=== RECORDS SUPPLIED ===

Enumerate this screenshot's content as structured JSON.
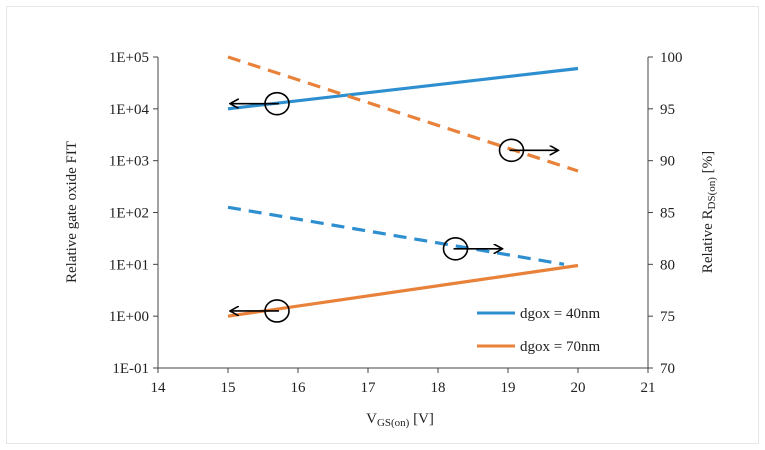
{
  "chart_data": {
    "type": "line",
    "x_label_main": "V",
    "x_label_sub": "GS(on)",
    "x_label_unit": " [V]",
    "y_left_label": "Relative gate oxide FIT",
    "y_right_label_main": "Relative R",
    "y_right_label_sub": "DS(on)",
    "y_right_label_unit": " [%]",
    "x_ticks": [
      "14",
      "15",
      "16",
      "17",
      "18",
      "19",
      "20",
      "21"
    ],
    "xlim": [
      14,
      21
    ],
    "y_left_ticks": [
      "1E-01",
      "1E+00",
      "1E+01",
      "1E+02",
      "1E+03",
      "1E+04",
      "1E+05"
    ],
    "y_left_scale": "log",
    "y_left_lim": [
      0.1,
      100000
    ],
    "y_right_ticks": [
      "70",
      "75",
      "80",
      "85",
      "90",
      "95",
      "100"
    ],
    "y_right_lim": [
      70,
      100
    ],
    "legend_position": "bottom-right",
    "series": [
      {
        "name": "dgox = 40nm",
        "axis": "left",
        "style": "solid",
        "color": "#2e8fd0",
        "x": [
          15,
          20
        ],
        "y": [
          10000,
          60000
        ]
      },
      {
        "name": "dgox = 70nm",
        "axis": "left",
        "style": "solid",
        "color": "#e8823a",
        "x": [
          15,
          20
        ],
        "y": [
          1,
          9.5
        ]
      },
      {
        "axis": "right",
        "style": "dashed",
        "color": "#e8823a",
        "x": [
          15,
          20
        ],
        "y": [
          100,
          89
        ]
      },
      {
        "axis": "right",
        "style": "dashed",
        "color": "#2e8fd0",
        "x": [
          15,
          19.8
        ],
        "y": [
          85.5,
          80
        ]
      }
    ],
    "annotations": [
      {
        "type": "circle-arrow",
        "direction": "left",
        "x": 15.7,
        "y": 95.5
      },
      {
        "type": "circle-arrow",
        "direction": "left",
        "x": 15.7,
        "y": 75.5
      },
      {
        "type": "circle-arrow",
        "direction": "right",
        "x": 19.05,
        "y": 91
      },
      {
        "type": "circle-arrow",
        "direction": "right",
        "x": 18.25,
        "y": 81.5
      }
    ]
  }
}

===

Retype the whole listing, keeping every line identical and omitting all pictures.

#### EXERCISE SOLUTION:
Enumerate this screenshot's content as structured JSON.
{
  "chart_data": {
    "type": "line",
    "x_label_main": "V",
    "x_label_sub": "GS(on)",
    "x_label_unit": " [V]",
    "y_left_label": "Relative gate oxide FIT",
    "y_right_label_main": "Relative R",
    "y_right_label_sub": "DS(on)",
    "y_right_label_unit": " [%]",
    "x_ticks": [
      "14",
      "15",
      "16",
      "17",
      "18",
      "19",
      "20",
      "21"
    ],
    "xlim": [
      14,
      21
    ],
    "y_left_ticks": [
      "1E-01",
      "1E+00",
      "1E+01",
      "1E+02",
      "1E+03",
      "1E+04",
      "1E+05"
    ],
    "y_left_scale": "log",
    "y_left_lim": [
      0.1,
      100000
    ],
    "y_right_ticks": [
      "70",
      "75",
      "80",
      "85",
      "90",
      "95",
      "100"
    ],
    "y_right_lim": [
      70,
      100
    ],
    "legend_position": "bottom-right",
    "series": [
      {
        "name": "dgox = 40nm",
        "axis": "left",
        "style": "solid",
        "color": "#2e8fd0",
        "x": [
          15,
          20
        ],
        "y": [
          10000,
          60000
        ]
      },
      {
        "name": "dgox = 70nm",
        "axis": "left",
        "style": "solid",
        "color": "#e8823a",
        "x": [
          15,
          20
        ],
        "y": [
          1,
          9.5
        ]
      },
      {
        "axis": "right",
        "style": "dashed",
        "color": "#e8823a",
        "x": [
          15,
          20
        ],
        "y": [
          100,
          89
        ]
      },
      {
        "axis": "right",
        "style": "dashed",
        "color": "#2e8fd0",
        "x": [
          15,
          19.8
        ],
        "y": [
          85.5,
          80
        ]
      }
    ],
    "annotations": [
      {
        "type": "circle-arrow",
        "direction": "left",
        "x": 15.7,
        "y": 95.5
      },
      {
        "type": "circle-arrow",
        "direction": "left",
        "x": 15.7,
        "y": 75.5
      },
      {
        "type": "circle-arrow",
        "direction": "right",
        "x": 19.05,
        "y": 91
      },
      {
        "type": "circle-arrow",
        "direction": "right",
        "x": 18.25,
        "y": 81.5
      }
    ]
  }
}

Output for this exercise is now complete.